• [Task statement] Continue the forum thread about the Level 5 drywall taper below from where it stops.
** start of Document **
# level 5 taper



## Iowadrywall (Jan 3, 2015)

I have been a long time looker here but have not done any posting, anyway i was wondering if anyone has any experience with the level 5 taper bazooka??? I have done a bunch of looking on info on it but havent been able to find much. I realize they are prob not near as good as other brands but for half the price i was wondering if it would be worth adding one to the fleet. 
thanks !


----------



## JustMe (Apr 17, 2009)

Haven't used a Level 5, but you can try the search box in the upper right hand corner to find comments about them. One thread that came up: http://www.drywalltalk.com/f7/goldblatt-level5-5260/


----------



## cazna (Mar 28, 2010)

They are fine, Go good, No probs.


----------



## Level5 (Apr 30, 2013)

JustMe said:


> Haven't used a Level 5, but you can try the search box in the upper right hand corner to find comments about them. One thread that came up: http://www.drywalltalk.com/f7/goldblatt-level5-5260/


Thanks! We've come a loonnnngggg way since the old Goldblatt days  Give us a try and save some big $$ Offer a great 5 year warranty and have superior and fast service. Thank You Much!!!!
** end of Document **
** start of Collected material **
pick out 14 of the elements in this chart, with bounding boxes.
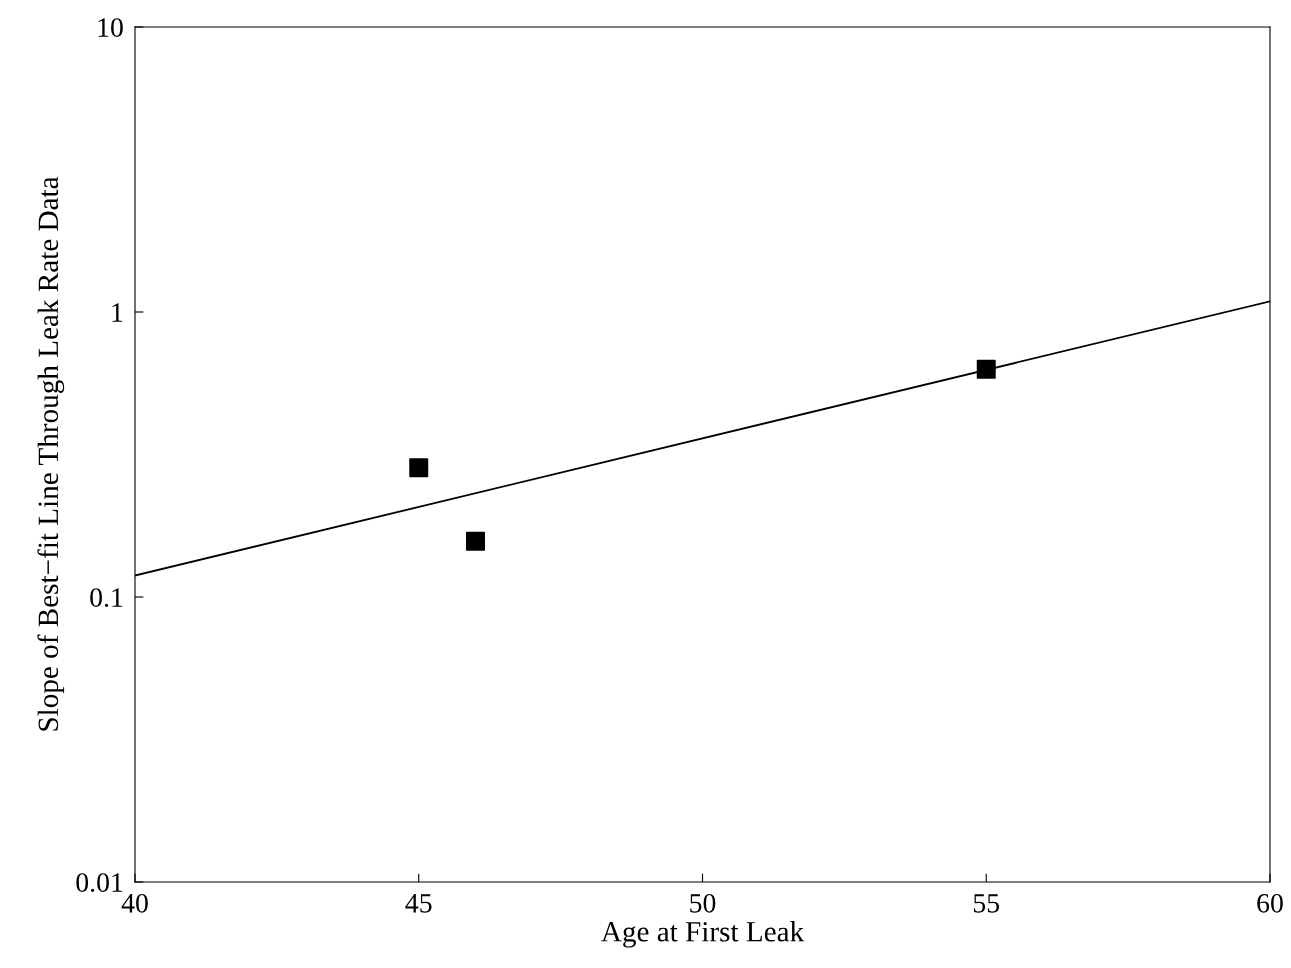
** end of Collected material **
• [Response to this exercise]
----------



## GreatLakesTools (Feb 27, 2015)

If you decide that you don't want to go that route, I do some nice Tapetech rebuilds for around the same price. Very nice rebuilds. New tube, stainless sideplates, cable drum drive chain, nyliners, wheel plates, all assembled with much care and precision. Leak checked prior to shipment.


----------



## cazna (Mar 28, 2010)

Level 5 and TT bazookas are the same if anyone was wondering.


----------



## gotmud (Mar 21, 2011)

cazna said:


> Level 5 and TT bazookas are the same if anyone was wondering.


Say what?


----------



## cazna (Mar 28, 2010)

gotmud said:


> Say what?


 They are just a copy of each other, Interchangable parts etc but the lastest TT might have some new features but for a long time, Same tapers.


----------



## gotmud (Mar 21, 2011)

cazna said:


> They are just a copy of each other, Interchangable parts etc but the lastest TT might have some new features but for a long time, Same tapers.


That's interesting I would have never guessed that. If a guy was going to purchase a taper the Level 5 would be the obvious choice compared to TT based on price then. And their 5 year warranty.


----------



## Bazooka-Joe (Dec 31, 2010)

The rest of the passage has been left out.